::: Records for processing :::
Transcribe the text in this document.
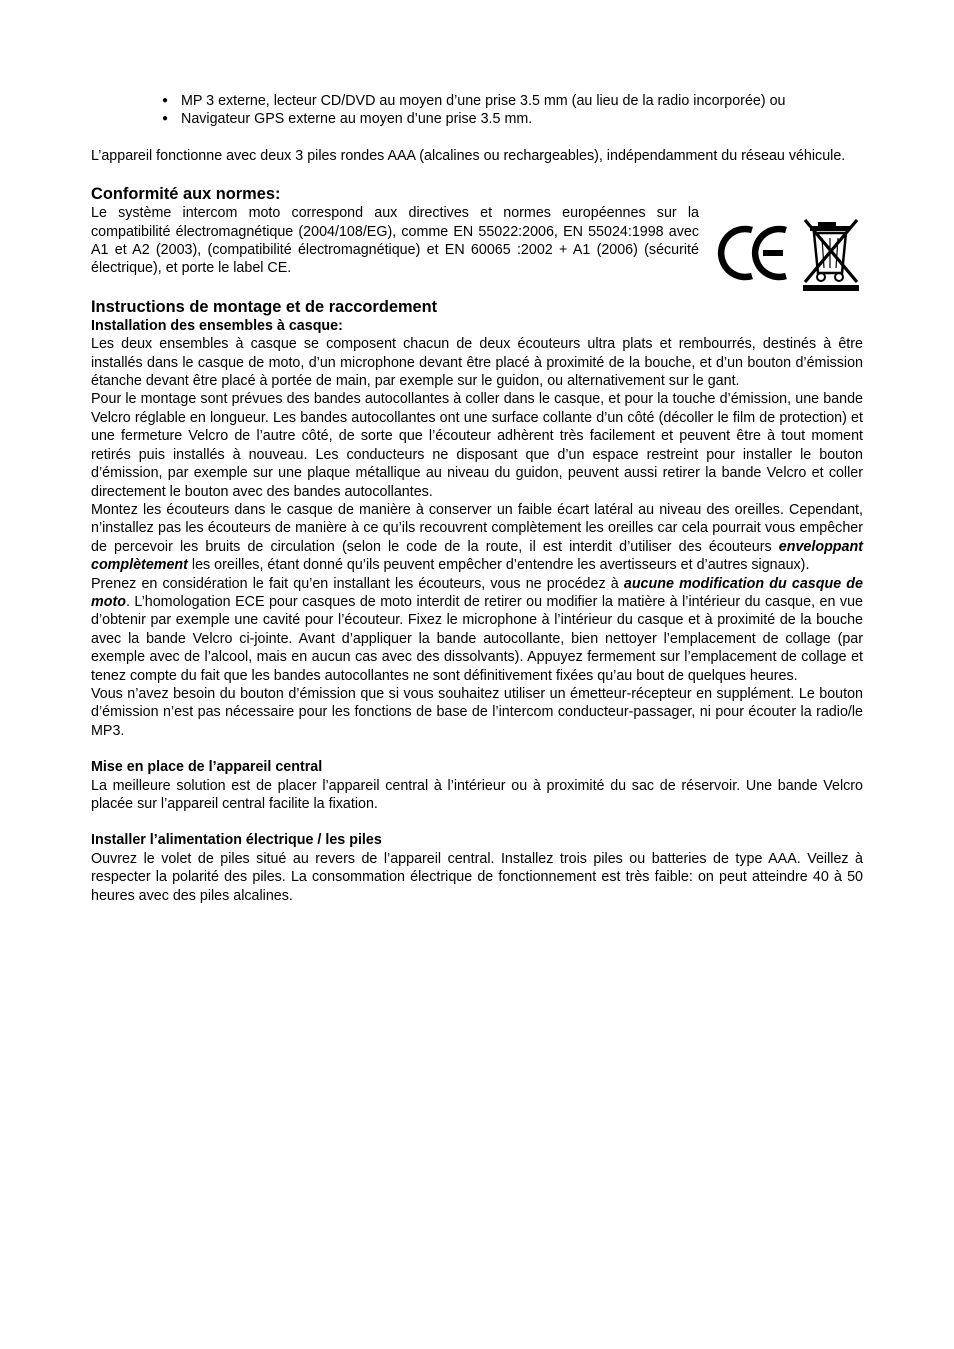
● MP 3 externe, lecteur CD/DVD au moyen d’une prise 3.5 mm (au lieu de la radio incorporée) ou
● Navigateur GPS externe au moyen d’une prise 3.5 mm.

L’appareil fonctionne avec deux 3 piles rondes AAA (alcalines ou rechargeables), indépendamment du réseau véhicule.

Conformité aux normes:

Le système intercom moto correspond aux directives et normes européennes sur la compatibilité électromagnétique (2004/108/EG), comme EN 55022:2006, EN 55024:1998 avec A1 et A2 (2003), (compatibilité électromagnétique) et EN 60065 :2002 + A1 (2006) (sécurité électrique), et porte le label CE.

Instructions de montage et de raccordement
Installation des ensembles à casque:

Les deux ensembles à casque se composent chacun de deux écouteurs ultra plats et rembourrés, destinés à être installés dans le casque de moto, d’un microphone devant être placé à proximité de la bouche, et d’un bouton d’émission étanche devant être placé à portée de main, par exemple sur le guidon, ou alternativement sur le gant.

Pour le montage sont prévues des bandes autocollantes à coller dans le casque, et pour la touche d’émission, une bande Velcro réglable en longueur. Les bandes autocollantes ont une surface collante d’un côté (décoller le film de protection) et une fermeture Velcro de l’autre côté, de sorte que l’écouteur adhèrent très facilement et peuvent être à tout moment retirés puis installés à nouveau. Les conducteurs ne disposant que d’un espace restreint pour installer le bouton d’émission, par exemple sur une plaque métallique au niveau du guidon, peuvent aussi retirer la bande Velcro et coller directement le bouton avec des bandes autocollantes.

Montez les écouteurs dans le casque de manière à conserver un faible écart latéral au niveau des oreilles. Cependant, n’installez pas les écouteurs de manière à ce qu’ils recouvrent complètement les oreilles car cela pourrait vous empêcher de percevoir les bruits de circulation (selon le code de la route, il est interdit d’utiliser des écouteurs enveloppant complètement les oreilles, étant donné qu’ils peuvent empêcher d’entendre les avertisseurs et d’autres signaux).

Prenez en considération le fait qu’en installant les écouteurs, vous ne procédez à aucune modification du casque de moto. L’homologation ECE pour casques de moto interdit de retirer ou modifier la matière à l’intérieur du casque, en vue d’obtenir par exemple une cavité pour l’écouteur. Fixez le microphone à l’intérieur du casque et à proximité de la bouche avec la bande Velcro ci-jointe. Avant d’appliquer la bande autocollante, bien nettoyer l’emplacement de collage (par exemple avec de l’alcool, mais en aucun cas avec des dissolvants). Appuyez fermement sur l’emplacement de collage et tenez compte du fait que les bandes autocollantes ne sont définitivement fixées qu’au bout de quelques heures.

Vous n’avez besoin du bouton d’émission que si vous souhaitez utiliser un émetteur-récepteur en supplément. Le bouton d’émission n’est pas nécessaire pour les fonctions de base de l’intercom conducteur-passager, ni pour écouter la radio/le MP3.

Mise en place de l’appareil central

La meilleure solution est de placer l’appareil central à l’intérieur ou à proximité du sac de réservoir. Une bande Velcro placée sur l’appareil central facilite la fixation.

Installer l’alimentation électrique / les piles

Ouvrez le volet de piles situé au revers de l’appareil central. Installez trois piles ou batteries de type AAA. Veillez à respecter la polarité des piles. La consommation électrique de fonctionnement est très faible: on peut atteindre 40 à 50 heures avec des piles alcalines.
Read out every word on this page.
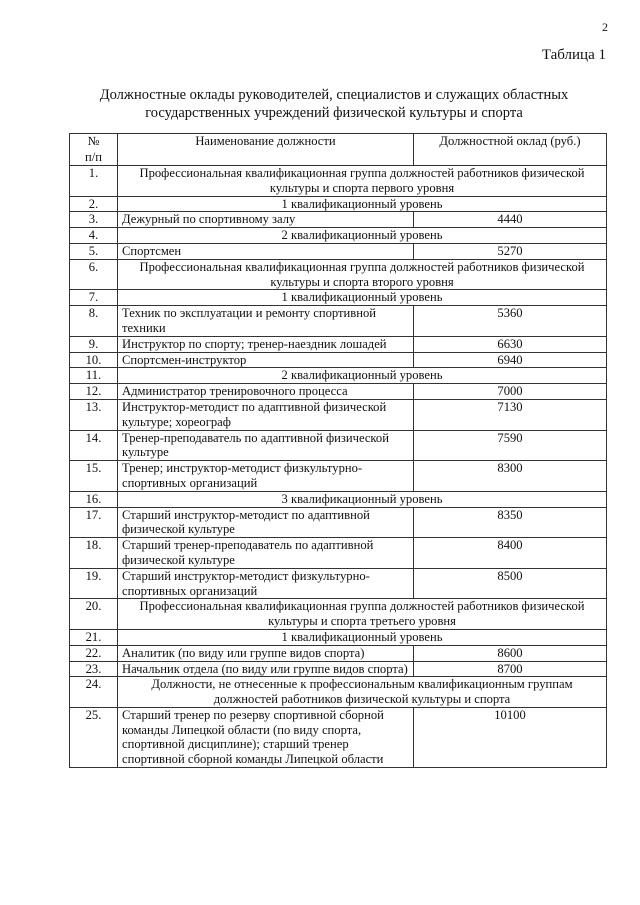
2
Таблица 1
Должностные оклады руководителей, специалистов и служащих областных
государственных учреждений физической культуры и спорта
№
п/п	Наименование должности	Должностной оклад (руб.)
1.	Профессиональная квалификационная группа должностей работников физической культуры и спорта первого уровня	
2.	1 квалификационный уровень	
3.	Дежурный по спортивному залу	4440
4.	2 квалификационный уровень	
5.	Спортсмен	5270
6.	Профессиональная квалификационная группа должностей работников физической культуры и спорта второго уровня	
7.	1 квалификационный уровень	
8.	Техник по эксплуатации и ремонту спортивной техники	5360
9.	Инструктор по спорту; тренер-наездник лошадей	6630
10.	Спортсмен-инструктор	6940
11.	2 квалификационный уровень	
12.	Администратор тренировочного процесса	7000
13.	Инструктор-методист по адаптивной физической культуре; хореограф	7130
14.	Тренер-преподаватель по адаптивной физической культуре	7590
15.	Тренер; инструктор-методист физкультурно-спортивных организаций	8300
16.	3 квалификационный уровень	
17.	Старший инструктор-методист по адаптивной физической культуре	8350
18.	Старший тренер-преподаватель по адаптивной физической культуре	8400
19.	Старший инструктор-методист физкультурно-спортивных организаций	8500
20.	Профессиональная квалификационная группа должностей работников физической культуры и спорта третьего уровня	
21.	1 квалификационный уровень	
22.	Аналитик (по виду или группе видов спорта)	8600
23.	Начальник отдела (по виду или группе видов спорта)	8700
24.	Должности, не отнесенные к профессиональным квалификационным группам должностей работников физической культуры и спорта	
25.	Старший тренер по резерву спортивной сборной команды Липецкой области (по виду спорта, спортивной дисциплине); старший тренер спортивной сборной команды Липецкой области	10100
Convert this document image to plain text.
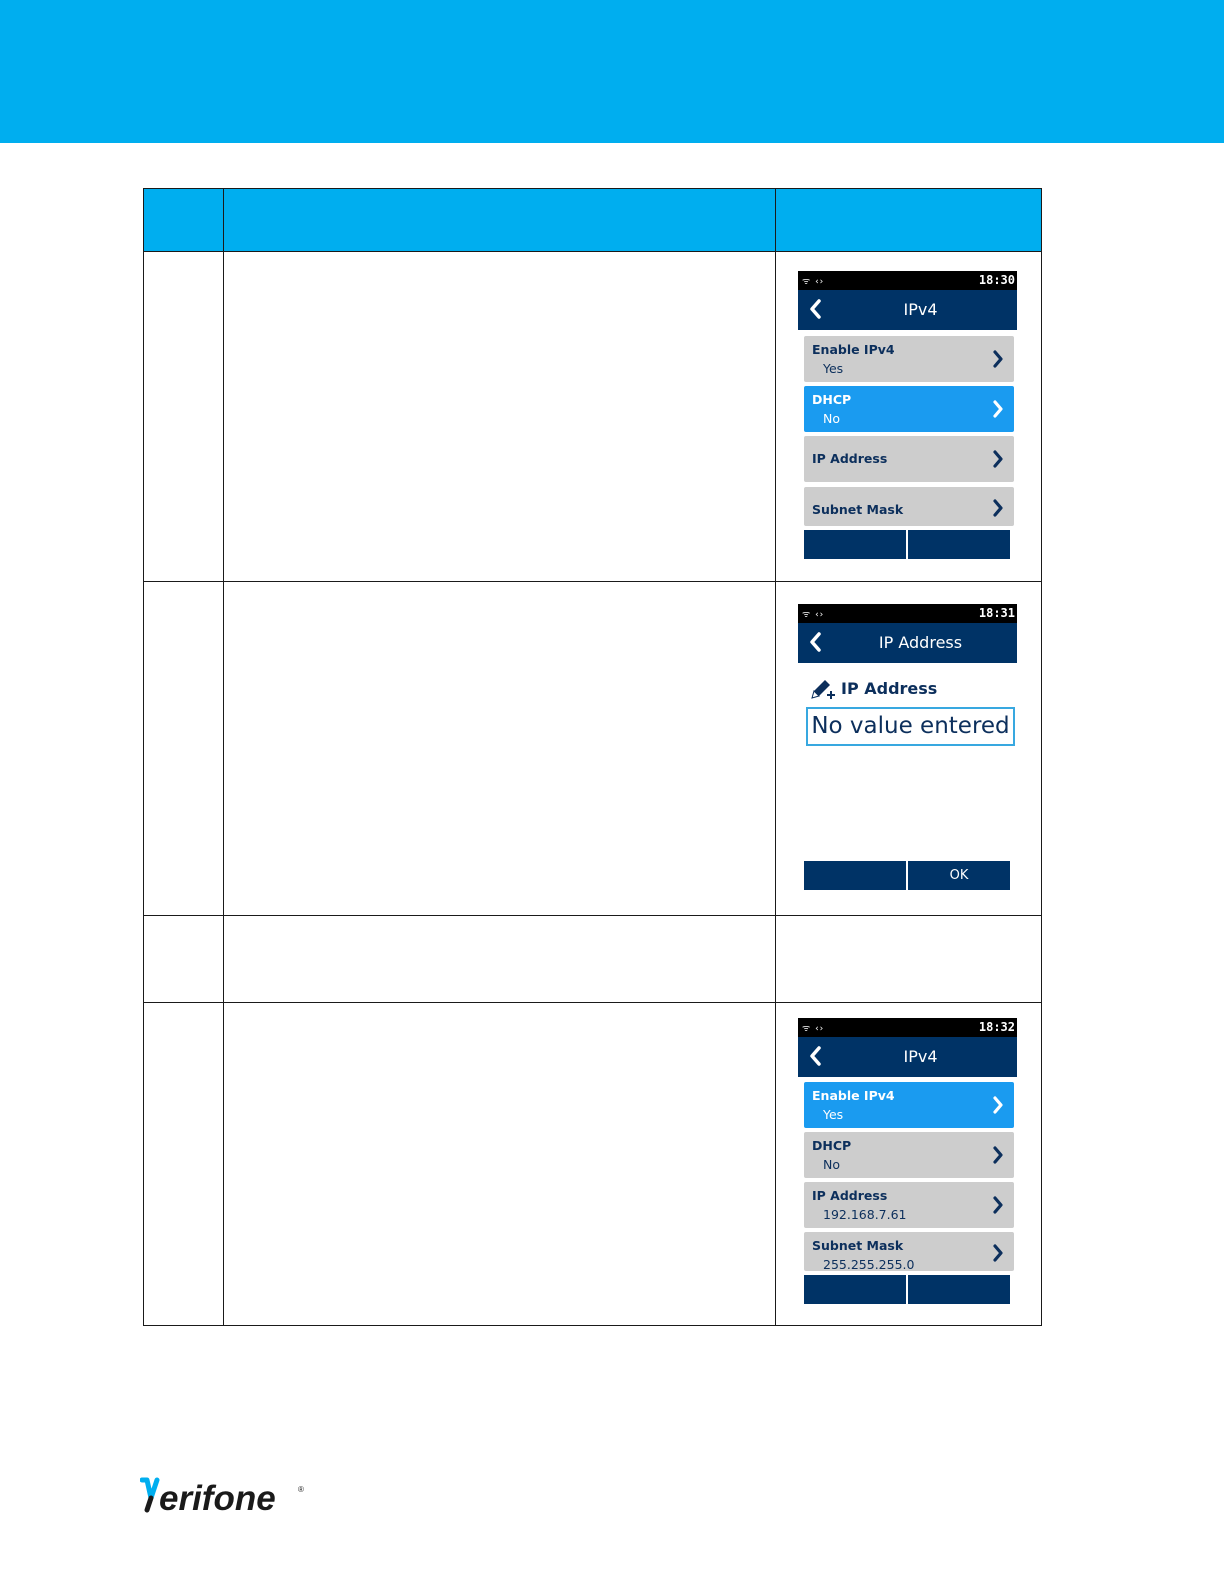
ᯤ ‹›	18:30
IPv4
Enable IPv4
Yes
DHCP
No
IP Address
Subnet Mask
ᯤ ‹›	18:31
IP Address
IP Address
No value entered
OK
ᯤ ‹›	18:32
IPv4
Enable IPv4
Yes
DHCP
No
IP Address
192.168.7.61
Subnet Mask
255.255.255.0
erifone	®
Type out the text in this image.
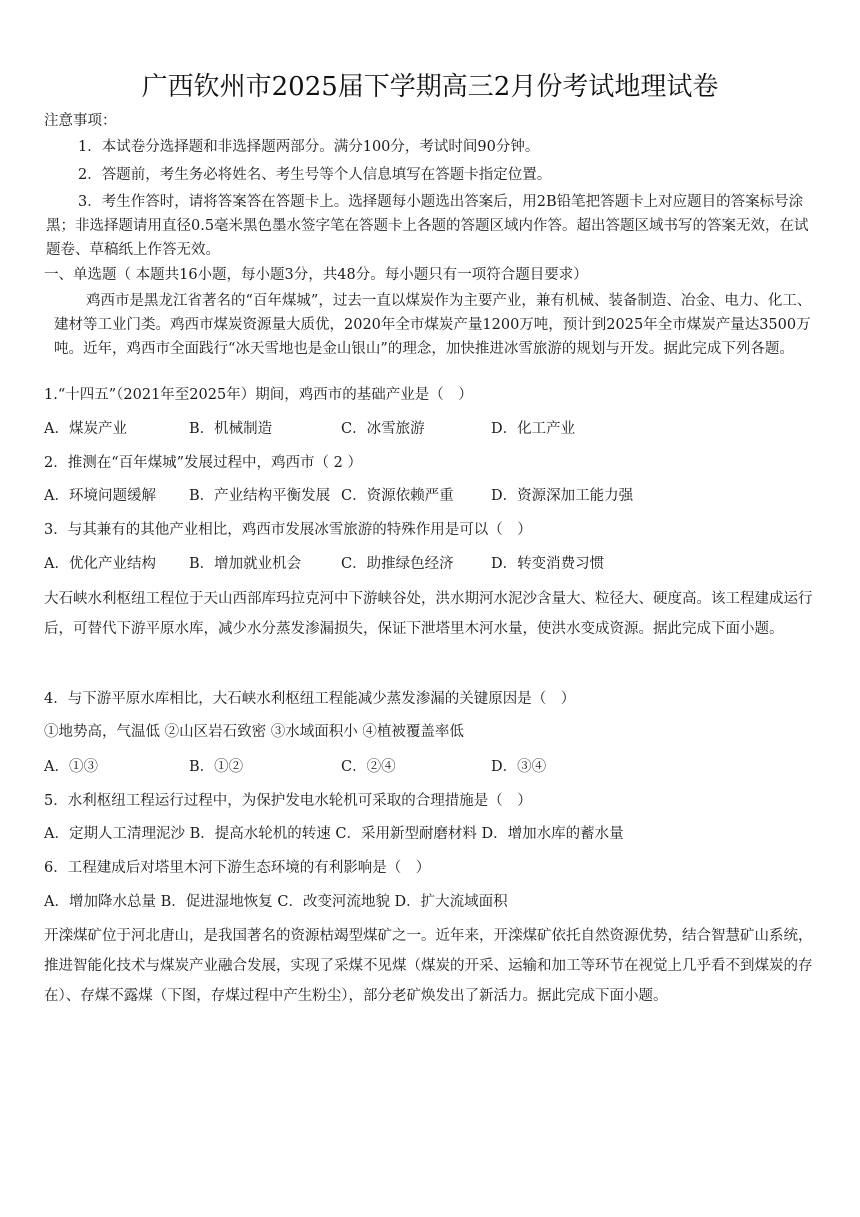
广西钦州市2025届下学期高三2月份考试地理试卷
注意事项：
1．本试卷分选择题和非选择题两部分。满分100分，考试时间90分钟。
2．答题前，考生务必将姓名、考生号等个人信息填写在答题卡指定位置。
3．考生作答时，请将答案答在答题卡上。选择题每小题选出答案后，用2B铅笔把答题卡上对应题目的答案标号涂黑；非选择题请用直径0.5毫米黑色墨水签字笔在答题卡上各题的答题区域内作答。超出答题区域书写的答案无效，在试题卷、草稿纸上作答无效。
一、单选题（ 本题共16小题，每小题3分，共48分。每小题只有一项符合题目要求）
鸡西市是黑龙江省著名的“百年煤城”，过去一直以煤炭作为主要产业，兼有机械、装备制造、冶金、电力、化工、建材等工业门类。鸡西市煤炭资源量大质优，2020年全市煤炭产量1200万吨，预计到2025年全市煤炭产量达3500万吨。近年，鸡西市全面践行“冰天雪地也是金山银山”的理念，加快推进冰雪旅游的规划与开发。据此完成下列各题。
1.“十四五”（2021年至2025年）期间，鸡西市的基础产业是（　）
A．煤炭产业	B．机械制造	C．冰雪旅游	D．化工产业
2．推测在“百年煤城”发展过程中，鸡西市（ 2 ）
A．环境问题缓解 B．产业结构平衡发展 C．资源依赖严重	D．资源深加工能力强
3．与其兼有的其他产业相比，鸡西市发展冰雪旅游的特殊作用是可以（　）
A．优化产业结构 B．增加就业机会	C．助推绿色经济	D．转变消费习惯
大石峡水利枢纽工程位于天山西部库玛拉克河中下游峡谷处，洪水期河水泥沙含量大、粒径大、硬度高。该工程建成运行后，可替代下游平原水库，减少水分蒸发渗漏损失，保证下泄塔里木河水量，使洪水变成资源。据此完成下面小题。
4．与下游平原水库相比，大石峡水利枢纽工程能减少蒸发渗漏的关键原因是（　）
①地势高，气温低 ②山区岩石致密 ③水域面积小 ④植被覆盖率低
A．①③	B．①②	C．②④	D．③④
5．水利枢纽工程运行过程中，为保护发电水轮机可采取的合理措施是（　）
A．定期人工清理泥沙 B．提高水轮机的转速 C．采用新型耐磨材料 D．增加水库的蓄水量
6．工程建成后对塔里木河下游生态环境的有利影响是（　）
A．增加降水总量 B．促进湿地恢复 C．改变河流地貌 D．扩大流域面积
开滦煤矿位于河北唐山，是我国著名的资源枯竭型煤矿之一。近年来，开滦煤矿依托自然资源优势，结合智慧矿山系统，推进智能化技术与煤炭产业融合发展，实现了采煤不见煤（煤炭的开采、运输和加工等环节在视觉上几乎看不到煤炭的存在）、存煤不露煤（下图，存煤过程中产生粉尘），部分老矿焕发出了新活力。据此完成下面小题。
:::
Everything from the line containing "Type out the text in this image." through the last line of the entries must be repeated verbatim, except pictures.

Type out the text in this image.
广西钦州市2025届下学期高三2月份考试地理试卷
注意事项：
1．本试卷分选择题和非选择题两部分。满分100分，考试时间90分钟。
2．答题前，考生务必将姓名、考生号等个人信息填写在答题卡指定位置。
3．考生作答时，请将答案答在答题卡上。选择题每小题选出答案后，用2B铅笔把答题卡上对应题目的答案标号涂黑；非选择题请用直径0.5毫米黑色墨水签字笔在答题卡上各题的答题区域内作答。超出答题区域书写的答案无效，在试题卷、草稿纸上作答无效。
一、单选题（ 本题共16小题，每小题3分，共48分。每小题只有一项符合题目要求）
鸡西市是黑龙江省著名的“百年煤城”，过去一直以煤炭作为主要产业，兼有机械、装备制造、冶金、电力、化工、建材等工业门类。鸡西市煤炭资源量大质优，2020年全市煤炭产量1200万吨，预计到2025年全市煤炭产量达3500万吨。近年，鸡西市全面践行“冰天雪地也是金山银山”的理念，加快推进冰雪旅游的规划与开发。据此完成下列各题。
1.“十四五”（2021年至2025年）期间，鸡西市的基础产业是（　）
A．煤炭产业	B．机械制造	C．冰雪旅游	D．化工产业
2．推测在“百年煤城”发展过程中，鸡西市（ 2 ）
A．环境问题缓解 B．产业结构平衡发展 C．资源依赖严重	D．资源深加工能力强
3．与其兼有的其他产业相比，鸡西市发展冰雪旅游的特殊作用是可以（　）
A．优化产业结构 B．增加就业机会	C．助推绿色经济	D．转变消费习惯
大石峡水利枢纽工程位于天山西部库玛拉克河中下游峡谷处，洪水期河水泥沙含量大、粒径大、硬度高。该工程建成运行后，可替代下游平原水库，减少水分蒸发渗漏损失，保证下泄塔里木河水量，使洪水变成资源。据此完成下面小题。
4．与下游平原水库相比，大石峡水利枢纽工程能减少蒸发渗漏的关键原因是（　）
①地势高，气温低 ②山区岩石致密 ③水域面积小 ④植被覆盖率低
A．①③	B．①②	C．②④	D．③④
5．水利枢纽工程运行过程中，为保护发电水轮机可采取的合理措施是（　）
A．定期人工清理泥沙 B．提高水轮机的转速 C．采用新型耐磨材料 D．增加水库的蓄水量
6．工程建成后对塔里木河下游生态环境的有利影响是（　）
A．增加降水总量 B．促进湿地恢复 C．改变河流地貌 D．扩大流域面积
开滦煤矿位于河北唐山，是我国著名的资源枯竭型煤矿之一。近年来，开滦煤矿依托自然资源优势，结合智慧矿山系统，推进智能化技术与煤炭产业融合发展，实现了采煤不见煤（煤炭的开采、运输和加工等环节在视觉上几乎看不到煤炭的存在）、存煤不露煤（下图，存煤过程中产生粉尘），部分老矿焕发出了新活力。据此完成下面小题。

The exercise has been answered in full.